Exercise directions >>
Tally the lines below that contain the word "your", and give only that number.

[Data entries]
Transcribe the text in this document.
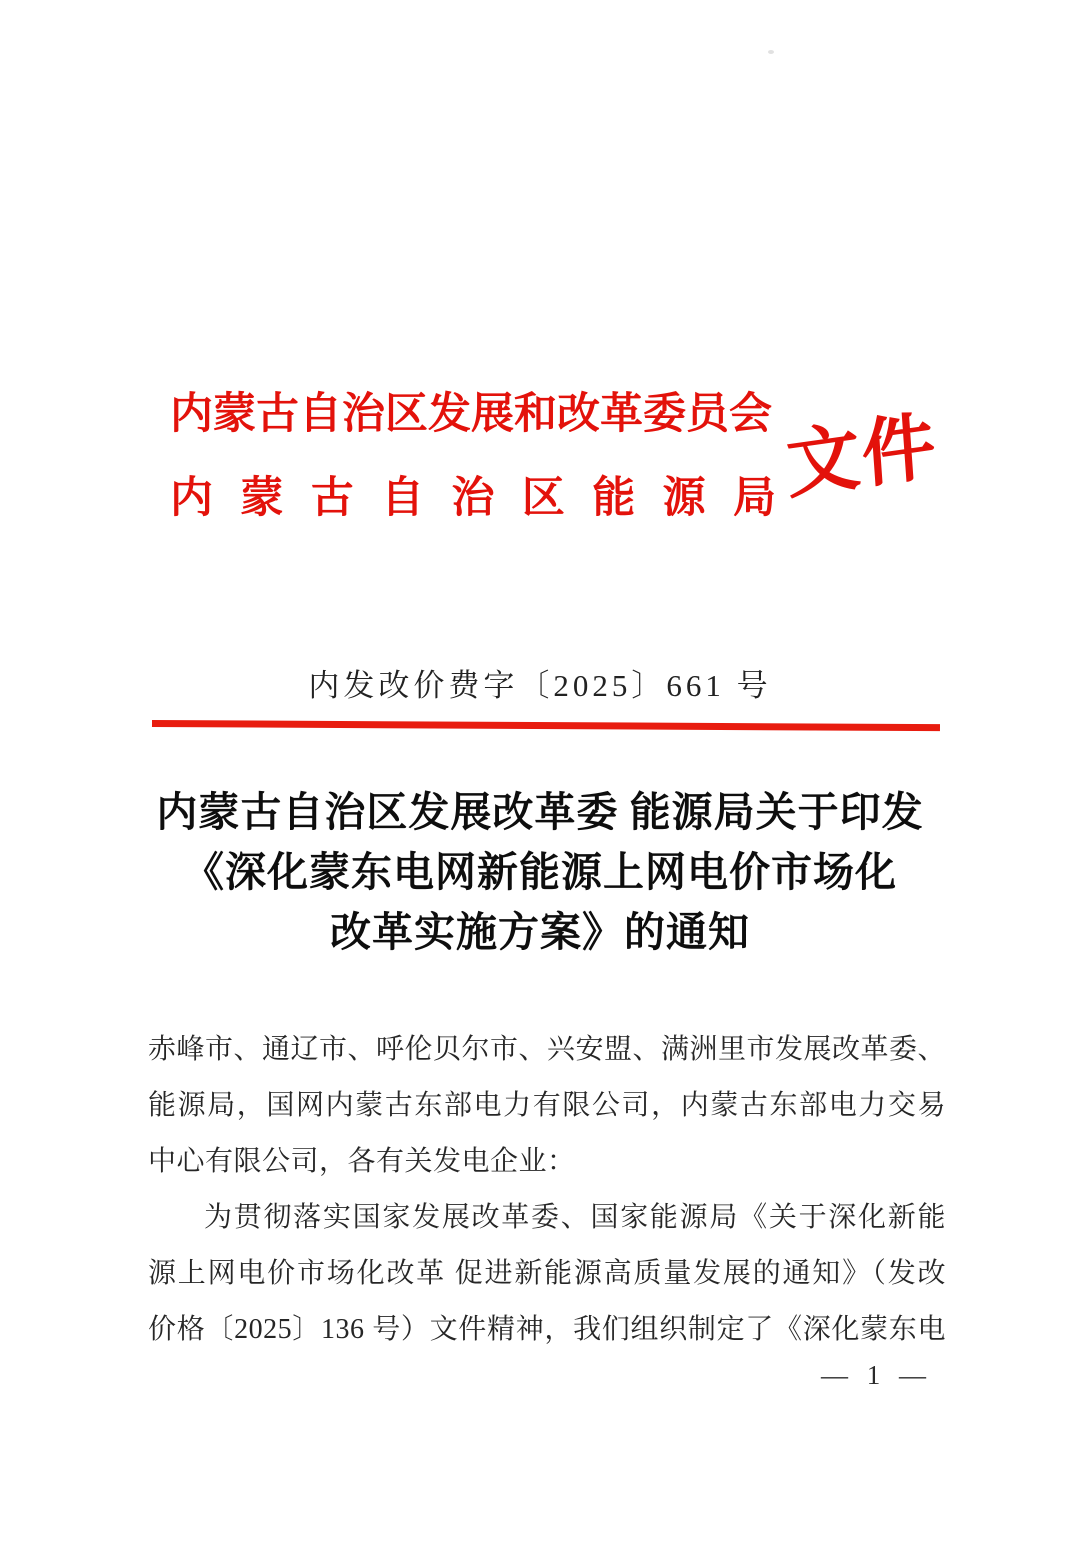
内蒙古自治区发展和改革委员会
内蒙古自治区能源局 文件
内发改价费字〔2025〕661 号
内蒙古自治区发展改革委 能源局关于印发
《深化蒙东电网新能源上网电价市场化
改革实施方案》的通知
赤峰市、通辽市、呼伦贝尔市、兴安盟、满洲里市发展改革委、
能源局，国网内蒙古东部电力有限公司，内蒙古东部电力交易
中心有限公司，各有关发电企业：
为贯彻落实国家发展改革委、国家能源局《关于深化新能
源上网电价市场化改革 促进新能源高质量发展的通知》（发改
价格〔2025〕136 号）文件精神，我们组织制定了《深化蒙东电
— 1 —
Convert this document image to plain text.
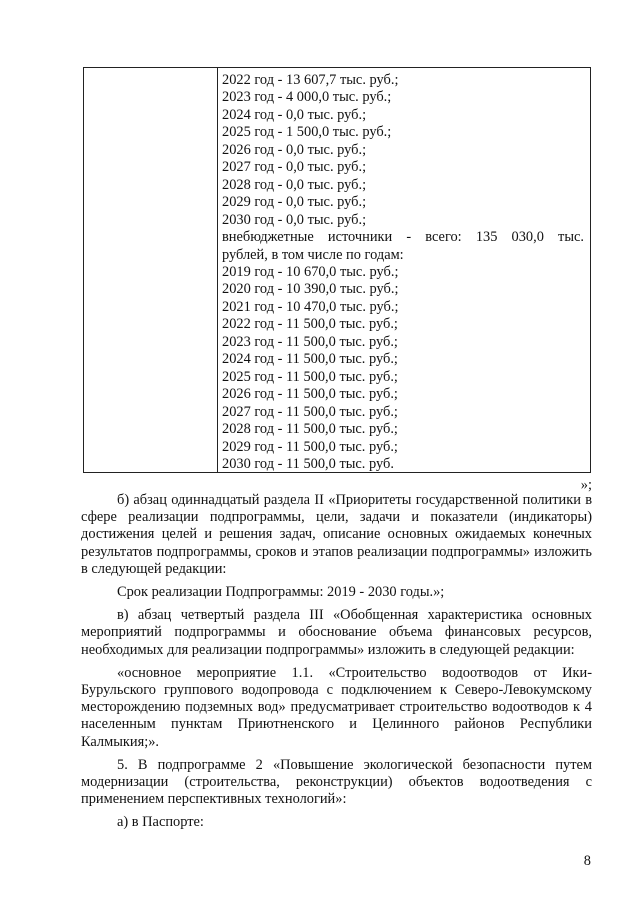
2022 год - 13 607,7 тыс. руб.;
2023 год - 4 000,0 тыс. руб.;
2024 год - 0,0 тыс. руб.;
2025 год - 1 500,0 тыс. руб.;
2026 год - 0,0 тыс. руб.;
2027 год - 0,0 тыс. руб.;
2028 год - 0,0 тыс. руб.;
2029 год - 0,0 тыс. руб.;
2030 год - 0,0 тыс. руб.;
внебюджетные источники - всего: 135 030,0 тыс.
рублей, в том числе по годам:
2019 год - 10 670,0 тыс. руб.;
2020 год - 10 390,0 тыс. руб.;
2021 год - 10 470,0 тыс. руб.;
2022 год - 11 500,0 тыс. руб.;
2023 год - 11 500,0 тыс. руб.;
2024 год - 11 500,0 тыс. руб.;
2025 год - 11 500,0 тыс. руб.;
2026 год - 11 500,0 тыс. руб.;
2027 год - 11 500,0 тыс. руб.;
2028 год - 11 500,0 тыс. руб.;
2029 год - 11 500,0 тыс. руб.;
2030 год - 11 500,0 тыс. руб.
»;

б) абзац одиннадцатый раздела II «Приоритеты государственной политики в сфере реализации подпрограммы, цели, задачи и показатели (индикаторы) достижения целей и решения задач, описание основных ожидаемых конечных результатов подпрограммы, сроков и этапов реализации подпрограммы» изложить в следующей редакции:

Срок реализации Подпрограммы: 2019 - 2030 годы.»;

в) абзац четвертый раздела III «Обобщенная характеристика основных мероприятий подпрограммы и обоснование объема финансовых ресурсов, необходимых для реализации подпрограммы» изложить в следующей редакции:

«основное мероприятие 1.1. «Строительство водоотводов от Ики-Бурульского группового водопровода с подключением к Северо-Левокумскому месторождению подземных вод» предусматривает строительство водоотводов к 4 населенным пунктам Приютненского и Целинного районов Республики Калмыкия;».

5. В подпрограмме 2 «Повышение экологической безопасности путем модернизации (строительства, реконструкции) объектов водоотведения с применением перспективных технологий»:

а) в Паспорте:

8
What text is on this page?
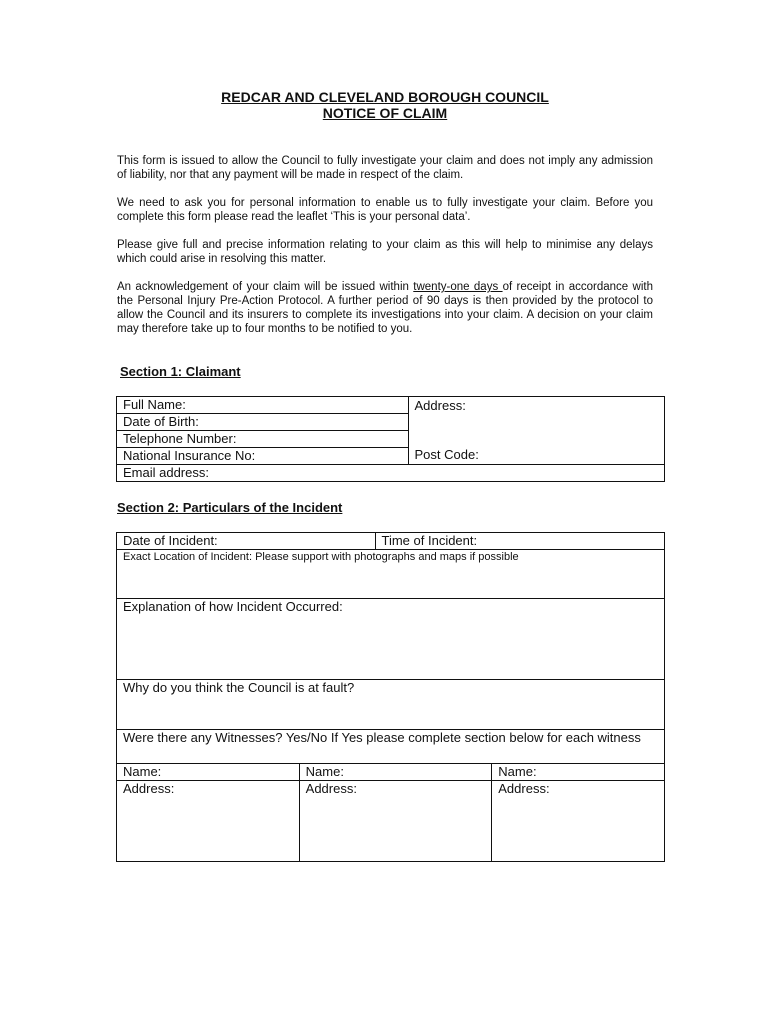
REDCAR AND CLEVELAND BOROUGH COUNCIL
NOTICE OF CLAIM
This form is issued to allow the Council to fully investigate your claim and does not imply any admission of liability, nor that any payment will be made in respect of the claim.
We need to ask you for personal information to enable us to fully investigate your claim. Before you complete this form please read the leaflet ‘This is your personal data’.
Please give full and precise information relating to your claim as this will help to minimise any delays which could arise in resolving this matter.
An acknowledgement of your claim will be issued within twenty-one days of receipt in accordance with the Personal Injury Pre-Action Protocol. A further period of 90 days is then provided by the protocol to allow the Council and its insurers to complete its investigations into your claim. A decision on your claim may therefore take up to four months to be notified to you.
Section 1: Claimant
Full Name:	Address:
Post Code:

Date of Birth:
Telephone Number:
National Insurance No:
Email address:
Section 2: Particulars of the Incident
Date of Incident:		Time of Incident:	
Exact Location of Incident: Please support with photographs and maps if possible			
Explanation of how Incident Occurred:			
Why do you think the Council is at fault?			
Were there any Witnesses? Yes/No If Yes please complete section below for each witness			
Name:	Name:		Name:
Address:	Address:		Address:
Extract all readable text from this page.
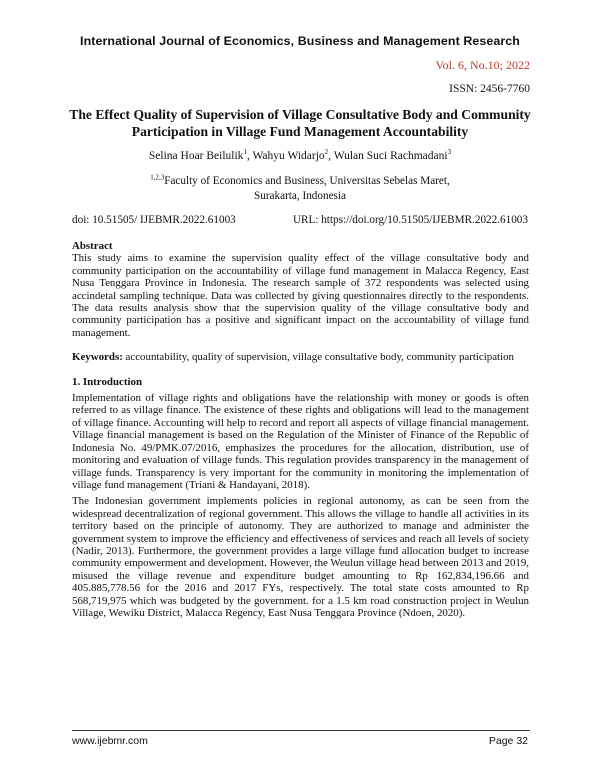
International Journal of Economics, Business and Management Research
Vol. 6, No.10; 2022
ISSN: 2456-7760
The Effect Quality of Supervision of Village Consultative Body and Community Participation in Village Fund Management Accountability
Selina Hoar Beilulik$^1$, Wahyu Widarjo$^2$, Wulan Suci Rachmadani$^3$
$^{1,2,3}$Faculty of Economics and Business, Universitas Sebelas Maret,
Surakarta, Indonesia
doi: 10.51505/ IJEBMR.2022.61003	URL: https://doi.org/10.51505/IJEBMR.2022.61003
Abstract

This study aims to examine the supervision quality effect of the village consultative body and community participation on the accountability of village fund management in Malacca Regency, East Nusa Tenggara Province in Indonesia. The research sample of 372 respondents was selected using accindetal sampling technique. Data was collected by giving questionnaires directly to the respondents. The data results analysis show that the supervision quality of the village consultative body and community participation has a positive and significant impact on the accountability of village fund management.

Keywords: accountability, quality of supervision, village consultative body, community participation

1. Introduction

Implementation of village rights and obligations have the relationship with money or goods is often referred to as village finance. The existence of these rights and obligations will lead to the management of village finance. Accounting will help to record and report all aspects of village financial management. Village financial management is based on the Regulation of the Minister of Finance of the Republic of Indonesia No. 49/PMK.07/2016, emphasizes the procedures for the allocation, distribution, use of monitoring and evaluation of village funds. This regulation provides transparency in the management of village funds. Transparency is very important for the community in monitoring the implementation of village fund management (Triani & Handayani, 2018).

The Indonesian government implements policies in regional autonomy, as can be seen from the widespread decentralization of regional government. This allows the village to handle all activities in its territory based on the principle of autonomy. They are authorized to manage and administer the government system to improve the efficiency and effectiveness of services and reach all levels of society (Nadir, 2013). Furthermore, the government provides a large village fund allocation budget to increase community empowerment and development. However, the Weulun village head between 2013 and 2019, misused the village revenue and expenditure budget amounting to Rp 162,834,196.66 and 405.885,778.56 for the 2016 and 2017 FYs, respectively. The total state costs amounted to Rp 568,719,975 which was budgeted by the government. for a 1.5 km road construction project in Weulun Village, Wewiku District, Malacca Regency, East Nusa Tenggara Province (Ndoen, 2020).

www.ijebmr.com	Page 32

Answer to this task >>
4